### WHAT TO PRODUCE
Reproduce every item below verbatim, leaving out the pictures.

### TASK INPUTS
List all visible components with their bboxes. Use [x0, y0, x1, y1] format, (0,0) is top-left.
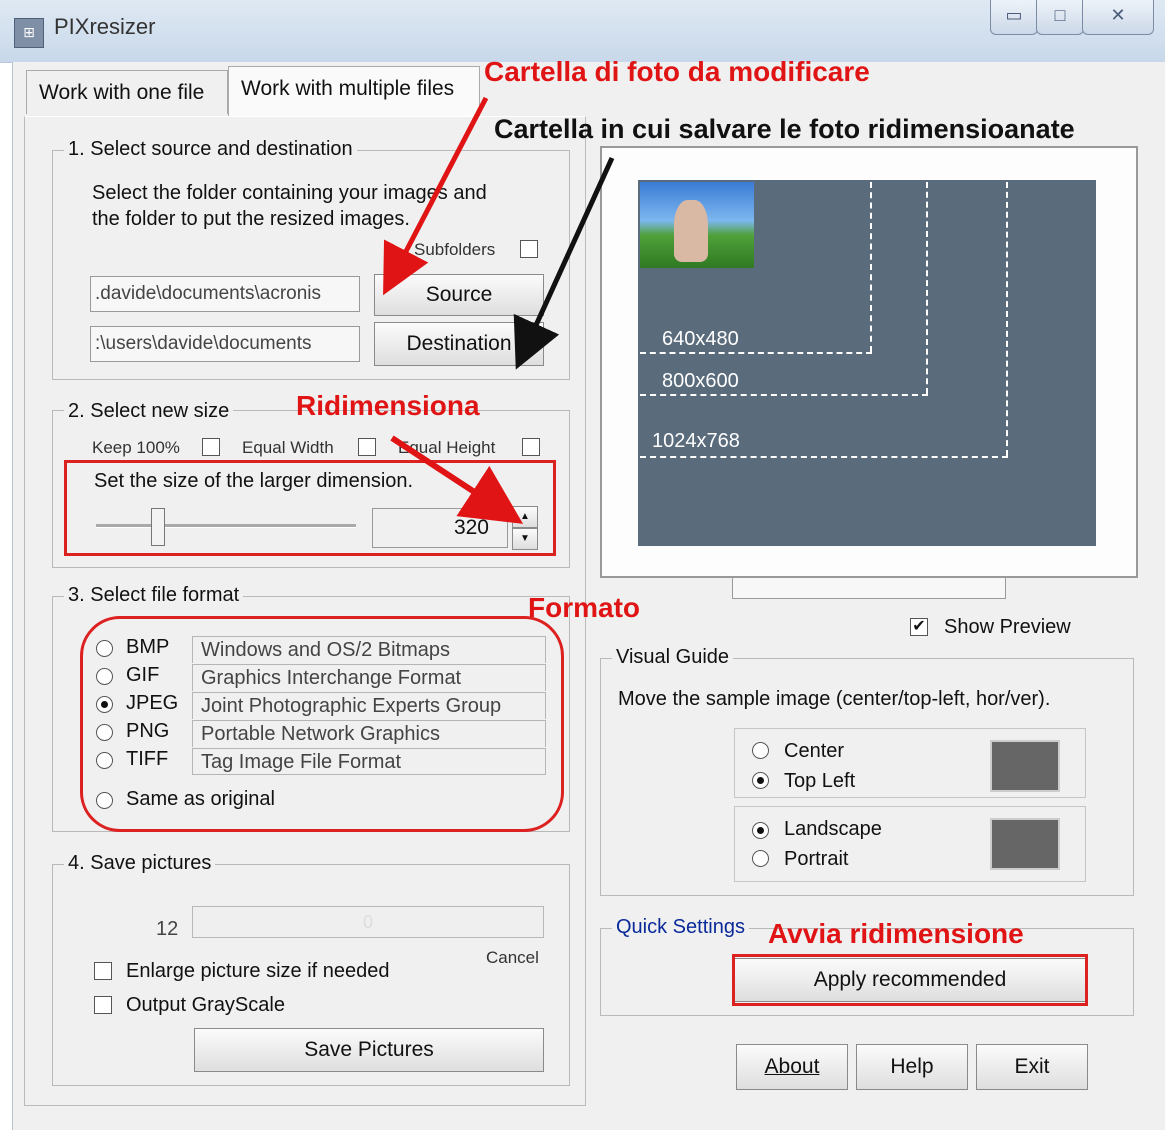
- annotation-arrows: [383, 96, 615, 524]
- annotation-source-folder: Cartella di foto da modificare: [484, 56, 870, 87]
- arrow-source: [383, 96, 489, 296]
- annotation-format: Formato: [528, 592, 640, 623]
- annotation-start: Avvia ridimensione: [768, 918, 1024, 949]
- arrow-destination: [513, 156, 615, 370]
- arrow-resize: [390, 435, 524, 524]
- annotation-resize: Ridimensiona: [296, 390, 480, 421]
- annotation-dest-folder: Cartella in cui salvare le foto ridimens…: [494, 114, 1075, 144]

### EXPECTED ANSWER
List all visible components with their bboxes. Use [x0, y0, x1, y1] format, (0,0) is top-left.
- annotation-arrows: [383, 96, 615, 524]
- annotation-source-folder: Cartella di foto da modificare: [484, 56, 870, 87]
- arrow-source: [383, 96, 489, 296]
- annotation-format: Formato: [528, 592, 640, 623]
- annotation-start: Avvia ridimensione: [768, 918, 1024, 949]
- arrow-destination: [513, 156, 615, 370]
- arrow-resize: [390, 435, 524, 524]
- annotation-resize: Ridimensiona: [296, 390, 480, 421]
- annotation-dest-folder: Cartella in cui salvare le foto ridimens…: [494, 114, 1075, 144]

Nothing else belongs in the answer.